__DATASET ROWS__:
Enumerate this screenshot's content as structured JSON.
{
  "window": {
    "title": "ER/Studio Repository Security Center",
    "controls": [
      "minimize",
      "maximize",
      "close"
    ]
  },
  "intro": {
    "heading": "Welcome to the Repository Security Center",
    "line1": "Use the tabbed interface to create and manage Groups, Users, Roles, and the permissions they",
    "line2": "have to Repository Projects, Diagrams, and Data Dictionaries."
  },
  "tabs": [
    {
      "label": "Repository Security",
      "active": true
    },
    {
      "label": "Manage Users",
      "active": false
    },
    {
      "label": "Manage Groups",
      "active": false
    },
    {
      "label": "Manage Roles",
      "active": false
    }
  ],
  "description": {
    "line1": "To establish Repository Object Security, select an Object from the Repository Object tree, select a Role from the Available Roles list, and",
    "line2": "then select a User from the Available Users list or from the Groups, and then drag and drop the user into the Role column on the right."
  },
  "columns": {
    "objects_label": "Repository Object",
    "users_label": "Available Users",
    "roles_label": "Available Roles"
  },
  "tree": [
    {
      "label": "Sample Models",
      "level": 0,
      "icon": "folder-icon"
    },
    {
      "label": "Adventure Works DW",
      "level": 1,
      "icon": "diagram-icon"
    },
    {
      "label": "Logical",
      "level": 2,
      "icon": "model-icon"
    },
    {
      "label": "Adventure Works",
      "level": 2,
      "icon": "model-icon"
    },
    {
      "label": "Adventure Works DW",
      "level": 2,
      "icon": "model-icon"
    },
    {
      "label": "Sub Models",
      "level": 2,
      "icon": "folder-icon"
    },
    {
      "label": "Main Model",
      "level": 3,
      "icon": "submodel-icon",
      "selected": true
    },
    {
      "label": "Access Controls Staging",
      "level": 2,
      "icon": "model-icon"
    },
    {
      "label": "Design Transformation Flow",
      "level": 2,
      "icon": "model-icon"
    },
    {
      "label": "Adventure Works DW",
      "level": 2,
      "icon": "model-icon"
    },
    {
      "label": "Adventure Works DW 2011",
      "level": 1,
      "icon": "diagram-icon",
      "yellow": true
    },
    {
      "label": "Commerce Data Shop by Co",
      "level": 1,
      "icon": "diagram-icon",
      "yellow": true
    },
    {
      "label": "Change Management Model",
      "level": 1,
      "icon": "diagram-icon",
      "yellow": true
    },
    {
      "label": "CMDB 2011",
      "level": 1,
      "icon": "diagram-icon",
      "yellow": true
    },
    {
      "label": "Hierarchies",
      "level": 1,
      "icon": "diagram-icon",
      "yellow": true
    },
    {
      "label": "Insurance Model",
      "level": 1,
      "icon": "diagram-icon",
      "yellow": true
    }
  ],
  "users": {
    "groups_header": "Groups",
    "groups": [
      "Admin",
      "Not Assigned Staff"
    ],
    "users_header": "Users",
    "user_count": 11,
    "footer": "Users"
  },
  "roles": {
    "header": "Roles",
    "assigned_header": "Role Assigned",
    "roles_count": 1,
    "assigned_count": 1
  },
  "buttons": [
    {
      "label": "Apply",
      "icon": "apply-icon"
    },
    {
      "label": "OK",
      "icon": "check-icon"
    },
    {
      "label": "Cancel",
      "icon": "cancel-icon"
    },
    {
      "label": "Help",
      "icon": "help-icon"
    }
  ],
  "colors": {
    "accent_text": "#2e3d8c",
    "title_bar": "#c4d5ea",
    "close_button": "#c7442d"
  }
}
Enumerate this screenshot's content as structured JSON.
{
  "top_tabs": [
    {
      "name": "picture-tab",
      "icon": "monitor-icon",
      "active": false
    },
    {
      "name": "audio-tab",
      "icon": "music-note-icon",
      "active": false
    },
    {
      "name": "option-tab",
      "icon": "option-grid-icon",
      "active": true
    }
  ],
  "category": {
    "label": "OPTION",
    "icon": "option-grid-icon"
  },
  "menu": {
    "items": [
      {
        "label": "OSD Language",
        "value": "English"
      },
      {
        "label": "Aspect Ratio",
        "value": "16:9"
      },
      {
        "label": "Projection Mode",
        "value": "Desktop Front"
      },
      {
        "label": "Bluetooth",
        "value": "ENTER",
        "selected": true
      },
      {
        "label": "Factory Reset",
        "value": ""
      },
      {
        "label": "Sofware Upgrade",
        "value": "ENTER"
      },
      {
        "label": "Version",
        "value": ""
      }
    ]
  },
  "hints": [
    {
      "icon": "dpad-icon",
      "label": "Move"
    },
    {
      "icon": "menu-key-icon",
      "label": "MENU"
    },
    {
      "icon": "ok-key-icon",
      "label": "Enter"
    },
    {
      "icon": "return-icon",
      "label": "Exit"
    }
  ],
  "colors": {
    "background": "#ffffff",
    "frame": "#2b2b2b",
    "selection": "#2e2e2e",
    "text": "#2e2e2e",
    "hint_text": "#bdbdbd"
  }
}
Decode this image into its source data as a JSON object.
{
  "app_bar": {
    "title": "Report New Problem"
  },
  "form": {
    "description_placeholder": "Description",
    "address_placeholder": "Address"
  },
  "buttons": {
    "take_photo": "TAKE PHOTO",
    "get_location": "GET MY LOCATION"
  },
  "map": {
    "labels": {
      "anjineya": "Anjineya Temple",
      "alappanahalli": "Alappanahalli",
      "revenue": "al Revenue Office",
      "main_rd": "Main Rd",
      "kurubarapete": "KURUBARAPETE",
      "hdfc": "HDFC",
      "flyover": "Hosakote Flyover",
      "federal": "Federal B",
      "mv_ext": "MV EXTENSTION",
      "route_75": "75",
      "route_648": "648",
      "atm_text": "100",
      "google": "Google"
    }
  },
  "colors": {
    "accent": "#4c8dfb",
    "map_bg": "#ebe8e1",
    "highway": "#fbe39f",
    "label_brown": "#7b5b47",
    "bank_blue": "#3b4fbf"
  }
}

__TASK__:
Above are the records; retype every one exactly.

__OUTPUT OF THE TASK__:
Enumerate this screenshot's content as structured JSON.
{
  "window": {
    "title": "ER/Studio Repository Security Center",
    "controls": [
      "minimize",
      "maximize",
      "close"
    ]
  },
  "intro": {
    "heading": "Welcome to the Repository Security Center",
    "line1": "Use the tabbed interface to create and manage Groups, Users, Roles, and the permissions they",
    "line2": "have to Repository Projects, Diagrams, and Data Dictionaries."
  },
  "tabs": [
    {
      "label": "Repository Security",
      "active": true
    },
    {
      "label": "Manage Users",
      "active": false
    },
    {
      "label": "Manage Groups",
      "active": false
    },
    {
      "label": "Manage Roles",
      "active": false
    }
  ],
  "description": {
    "line1": "To establish Repository Object Security, select an Object from the Repository Object tree, select a Role from the Available Roles list, and",
    "line2": "then select a User from the Available Users list or from the Groups, and then drag and drop the user into the Role column on the right."
  },
  "columns": {
    "objects_label": "Repository Object",
    "users_label": "Available Users",
    "roles_label": "Available Roles"
  },
  "tree": [
    {
      "label": "Sample Models",
      "level": 0,
      "icon": "folder-icon"
    },
    {
      "label": "Adventure Works DW",
      "level": 1,
      "icon": "diagram-icon"
    },
    {
      "label": "Logical",
      "level": 2,
      "icon": "model-icon"
    },
    {
      "label": "Adventure Works",
      "level": 2,
      "icon": "model-icon"
    },
    {
      "label": "Adventure Works DW",
      "level": 2,
      "icon": "model-icon"
    },
    {
      "label": "Sub Models",
      "level": 2,
      "icon": "folder-icon"
    },
    {
      "label": "Main Model",
      "level": 3,
      "icon": "submodel-icon",
      "selected": true
    },
    {
      "label": "Access Controls Staging",
      "level": 2,
      "icon": "model-icon"
    },
    {
      "label": "Design Transformation Flow",
      "level": 2,
      "icon": "model-icon"
    },
    {
      "label": "Adventure Works DW",
      "level": 2,
      "icon": "model-icon"
    },
    {
      "label": "Adventure Works DW 2011",
      "level": 1,
      "icon": "diagram-icon",
      "yellow": true
    },
    {
      "label": "Commerce Data Shop by Co",
      "level": 1,
      "icon": "diagram-icon",
      "yellow": true
    },
    {
      "label": "Change Management Model",
      "level": 1,
      "icon": "diagram-icon",
      "yellow": true
    },
    {
      "label": "CMDB 2011",
      "level": 1,
      "icon": "diagram-icon",
      "yellow": true
    },
    {
      "label": "Hierarchies",
      "level": 1,
      "icon": "diagram-icon",
      "yellow": true
    },
    {
      "label": "Insurance Model",
      "level": 1,
      "icon": "diagram-icon",
      "yellow": true
    }
  ],
  "users": {
    "groups_header": "Groups",
    "groups": [
      "Admin",
      "Not Assigned Staff"
    ],
    "users_header": "Users",
    "user_count": 11,
    "footer": "Users"
  },
  "roles": {
    "header": "Roles",
    "assigned_header": "Role Assigned",
    "roles_count": 1,
    "assigned_count": 1
  },
  "buttons": [
    {
      "label": "Apply",
      "icon": "apply-icon"
    },
    {
      "label": "OK",
      "icon": "check-icon"
    },
    {
      "label": "Cancel",
      "icon": "cancel-icon"
    },
    {
      "label": "Help",
      "icon": "help-icon"
    }
  ],
  "colors": {
    "accent_text": "#2e3d8c",
    "title_bar": "#c4d5ea",
    "close_button": "#c7442d"
  }
}
Enumerate this screenshot's content as structured JSON.
{
  "top_tabs": [
    {
      "name": "picture-tab",
      "icon": "monitor-icon",
      "active": false
    },
    {
      "name": "audio-tab",
      "icon": "music-note-icon",
      "active": false
    },
    {
      "name": "option-tab",
      "icon": "option-grid-icon",
      "active": true
    }
  ],
  "category": {
    "label": "OPTION",
    "icon": "option-grid-icon"
  },
  "menu": {
    "items": [
      {
        "label": "OSD Language",
        "value": "English"
      },
      {
        "label": "Aspect Ratio",
        "value": "16:9"
      },
      {
        "label": "Projection Mode",
        "value": "Desktop Front"
      },
      {
        "label": "Bluetooth",
        "value": "ENTER",
        "selected": true
      },
      {
        "label": "Factory Reset",
        "value": ""
      },
      {
        "label": "Sofware Upgrade",
        "value": "ENTER"
      },
      {
        "label": "Version",
        "value": ""
      }
    ]
  },
  "hints": [
    {
      "icon": "dpad-icon",
      "label": "Move"
    },
    {
      "icon": "menu-key-icon",
      "label": "MENU"
    },
    {
      "icon": "ok-key-icon",
      "label": "Enter"
    },
    {
      "icon": "return-icon",
      "label": "Exit"
    }
  ],
  "colors": {
    "background": "#ffffff",
    "frame": "#2b2b2b",
    "selection": "#2e2e2e",
    "text": "#2e2e2e",
    "hint_text": "#bdbdbd"
  }
}
Decode this image into its source data as a JSON object.
{
  "app_bar": {
    "title": "Report New Problem"
  },
  "form": {
    "description_placeholder": "Description",
    "address_placeholder": "Address"
  },
  "buttons": {
    "take_photo": "TAKE PHOTO",
    "get_location": "GET MY LOCATION"
  },
  "map": {
    "labels": {
      "anjineya": "Anjineya Temple",
      "alappanahalli": "Alappanahalli",
      "revenue": "al Revenue Office",
      "main_rd": "Main Rd",
      "kurubarapete": "KURUBARAPETE",
      "hdfc": "HDFC",
      "flyover": "Hosakote Flyover",
      "federal": "Federal B",
      "mv_ext": "MV EXTENSTION",
      "route_75": "75",
      "route_648": "648",
      "atm_text": "100",
      "google": "Google"
    }
  },
  "colors": {
    "accent": "#4c8dfb",
    "map_bg": "#ebe8e1",
    "highway": "#fbe39f",
    "label_brown": "#7b5b47",
    "bank_blue": "#3b4fbf"
  }
}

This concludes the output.